What's needed: every entry, printed exactly, minus the images.

-- RAW DATA --

══════════

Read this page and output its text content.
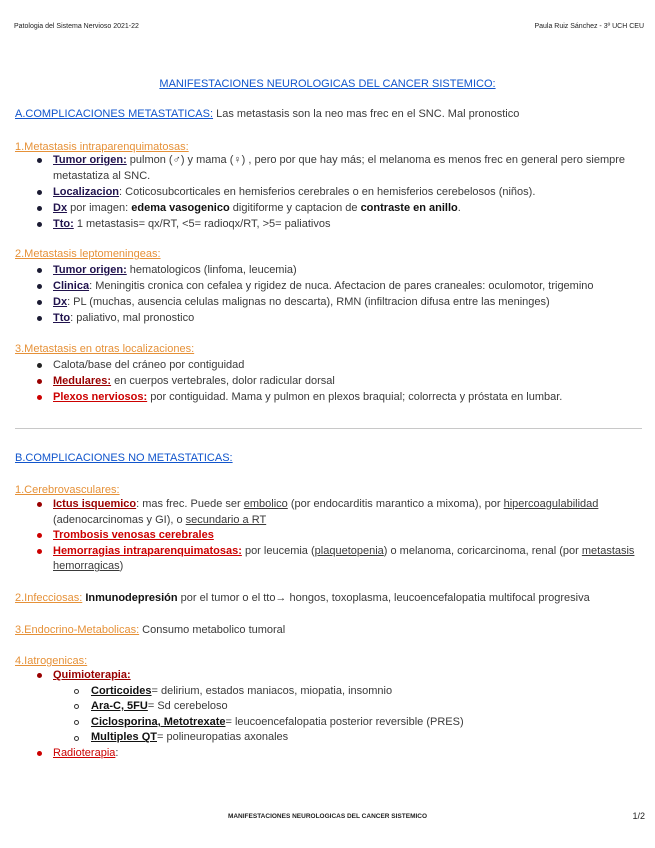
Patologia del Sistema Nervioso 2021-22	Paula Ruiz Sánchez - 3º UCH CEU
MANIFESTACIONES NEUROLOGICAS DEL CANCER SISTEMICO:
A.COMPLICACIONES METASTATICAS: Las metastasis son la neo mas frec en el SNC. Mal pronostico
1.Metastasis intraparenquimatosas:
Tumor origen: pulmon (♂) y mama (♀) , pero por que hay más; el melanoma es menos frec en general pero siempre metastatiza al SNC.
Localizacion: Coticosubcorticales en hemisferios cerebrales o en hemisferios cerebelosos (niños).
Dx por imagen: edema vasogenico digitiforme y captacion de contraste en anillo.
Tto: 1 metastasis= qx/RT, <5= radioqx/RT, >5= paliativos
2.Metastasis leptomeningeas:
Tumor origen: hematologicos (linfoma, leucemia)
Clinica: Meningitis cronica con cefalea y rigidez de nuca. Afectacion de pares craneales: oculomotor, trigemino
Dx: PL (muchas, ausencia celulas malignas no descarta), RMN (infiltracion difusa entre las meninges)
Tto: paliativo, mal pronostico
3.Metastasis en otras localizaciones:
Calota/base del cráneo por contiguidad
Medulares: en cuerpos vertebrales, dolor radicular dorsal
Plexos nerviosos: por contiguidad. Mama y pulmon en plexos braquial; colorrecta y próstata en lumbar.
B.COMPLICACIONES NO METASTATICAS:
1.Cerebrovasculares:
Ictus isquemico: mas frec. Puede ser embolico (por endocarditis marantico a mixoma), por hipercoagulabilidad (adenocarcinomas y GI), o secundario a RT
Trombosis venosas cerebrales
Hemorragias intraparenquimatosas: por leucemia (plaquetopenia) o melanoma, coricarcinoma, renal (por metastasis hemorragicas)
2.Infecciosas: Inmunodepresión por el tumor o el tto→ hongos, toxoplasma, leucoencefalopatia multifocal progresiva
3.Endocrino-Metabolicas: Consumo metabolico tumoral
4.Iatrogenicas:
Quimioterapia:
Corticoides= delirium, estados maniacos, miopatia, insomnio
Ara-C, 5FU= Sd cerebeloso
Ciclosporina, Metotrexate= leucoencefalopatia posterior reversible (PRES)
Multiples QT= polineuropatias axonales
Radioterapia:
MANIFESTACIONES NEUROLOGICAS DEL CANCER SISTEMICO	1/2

══════════

-- ANSWER TO THE PROBLEM --
Read this page and output its text content.
Patologia del Sistema Nervioso 2021-22	Paula Ruiz Sánchez - 3º UCH CEU
MANIFESTACIONES NEUROLOGICAS DEL CANCER SISTEMICO:
A.COMPLICACIONES METASTATICAS: Las metastasis son la neo mas frec en el SNC. Mal pronostico
1.Metastasis intraparenquimatosas:
Tumor origen: pulmon (♂) y mama (♀) , pero por que hay más; el melanoma es menos frec en general pero siempre metastatiza al SNC.
Localizacion: Coticosubcorticales en hemisferios cerebrales o en hemisferios cerebelosos (niños).
Dx por imagen: edema vasogenico digitiforme y captacion de contraste en anillo.
Tto: 1 metastasis= qx/RT, <5= radioqx/RT, >5= paliativos
2.Metastasis leptomeningeas:
Tumor origen: hematologicos (linfoma, leucemia)
Clinica: Meningitis cronica con cefalea y rigidez de nuca. Afectacion de pares craneales: oculomotor, trigemino
Dx: PL (muchas, ausencia celulas malignas no descarta), RMN (infiltracion difusa entre las meninges)
Tto: paliativo, mal pronostico
3.Metastasis en otras localizaciones:
Calota/base del cráneo por contiguidad
Medulares: en cuerpos vertebrales, dolor radicular dorsal
Plexos nerviosos: por contiguidad. Mama y pulmon en plexos braquial; colorrecta y próstata en lumbar.
B.COMPLICACIONES NO METASTATICAS:
1.Cerebrovasculares:
Ictus isquemico: mas frec. Puede ser embolico (por endocarditis marantico a mixoma), por hipercoagulabilidad (adenocarcinomas y GI), o secundario a RT
Trombosis venosas cerebrales
Hemorragias intraparenquimatosas: por leucemia (plaquetopenia) o melanoma, coricarcinoma, renal (por metastasis hemorragicas)
2.Infecciosas: Inmunodepresión por el tumor o el tto→ hongos, toxoplasma, leucoencefalopatia multifocal progresiva
3.Endocrino-Metabolicas: Consumo metabolico tumoral
4.Iatrogenicas:
Quimioterapia:
Corticoides= delirium, estados maniacos, miopatia, insomnio
Ara-C, 5FU= Sd cerebeloso
Ciclosporina, Metotrexate= leucoencefalopatia posterior reversible (PRES)
Multiples QT= polineuropatias axonales
Radioterapia:
MANIFESTACIONES NEUROLOGICAS DEL CANCER SISTEMICO	1/2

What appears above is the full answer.